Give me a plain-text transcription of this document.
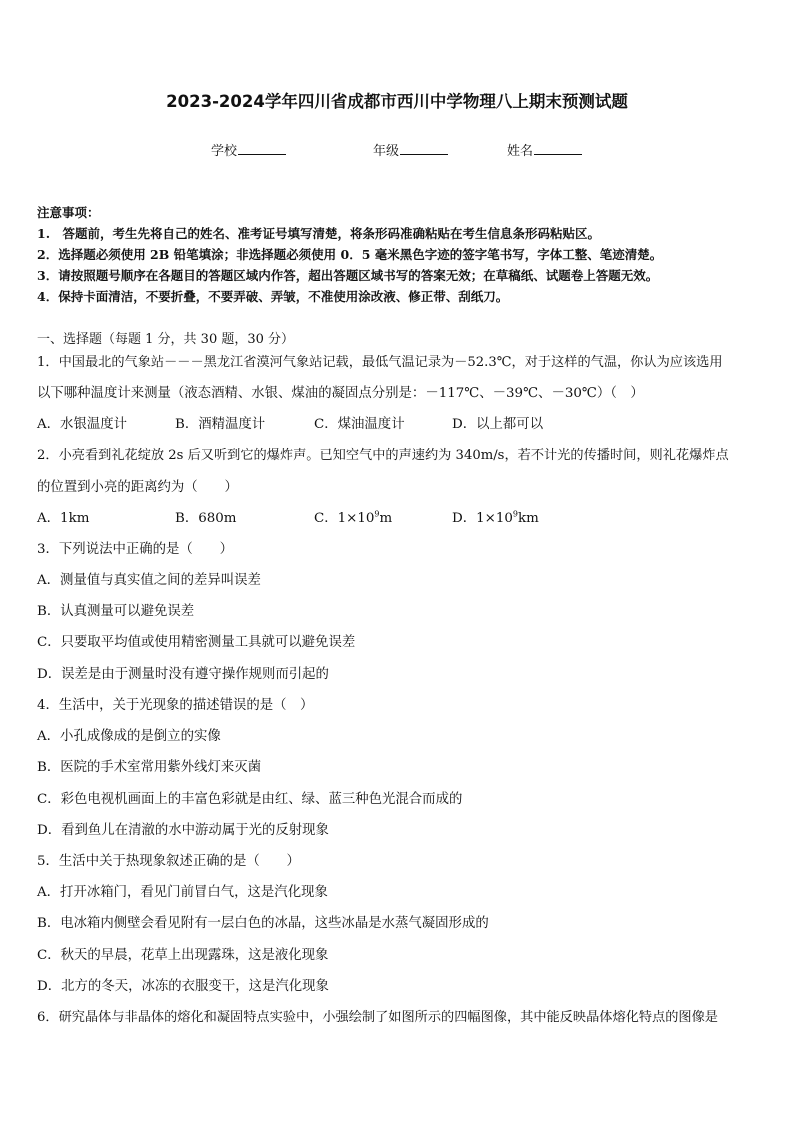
2023-2024学年四川省成都市西川中学物理八上期末预测试题
学校	年级	姓名
注意事项：
1.　答题前，考生先将自己的姓名、准考证号填写清楚，将条形码准确粘贴在考生信息条形码粘贴区。
2．选择题必须使用 2B 铅笔填涂；非选择题必须使用 0．5 毫米黑色字迹的签字笔书写，字体工整、笔迹清楚。
3．请按照题号顺序在各题目的答题区域内作答，超出答题区域书写的答案无效；在草稿纸、试题卷上答题无效。
4．保持卡面清洁，不要折叠，不要弄破、弄皱，不准使用涂改液、修正带、刮纸刀。
一、选择题（每题 1 分，共 30 题，30 分）
1．中国最北的气象站－－－黑龙江省漠河气象站记载，最低气温记录为－52.3℃，对于这样的气温，你认为应该选用
以下哪种温度计来测量（液态酒精、水银、煤油的凝固点分别是：－117℃、－39℃、－30℃）（　）
A．水银温度计	B．酒精温度计	C．煤油温度计	D．以上都可以
2．小亮看到礼花绽放 2s 后又听到它的爆炸声。已知空气中的声速约为 340m/s，若不计光的传播时间，则礼花爆炸点
的位置到小亮的距离约为（　　）
A．1km	B．680m	C．$1\times 10^9m$	D．$1\times 10^9km$
3．下列说法中正确的是（　　）
A．测量值与真实值之间的差异叫误差
B．认真测量可以避免误差
C．只要取平均值或使用精密测量工具就可以避免误差
D．误差是由于测量时没有遵守操作规则而引起的
4．生活中，关于光现象的描述错误的是（　）
A．小孔成像成的是倒立的实像
B．医院的手术室常用紫外线灯来灭菌
C．彩色电视机画面上的丰富色彩就是由红、绿、蓝三种色光混合而成的
D．看到鱼儿在清澈的水中游动属于光的反射现象
5．生活中关于热现象叙述正确的是（　　）
A．打开冰箱门，看见门前冒白气，这是汽化现象
B．电冰箱内侧壁会看见附有一层白色的冰晶，这些冰晶是水蒸气凝固形成的
C．秋天的早晨，花草上出现露珠，这是液化现象
D．北方的冬天，冰冻的衣服变干，这是汽化现象
6．研究晶体与非晶体的熔化和凝固特点实验中，小强绘制了如图所示的四幅图像，其中能反映晶体熔化特点的图像是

* _Required task_
Note how many lines of the material contain the string "这是汽化现象". Then report that number by itself.

* _Result of the exercise_
2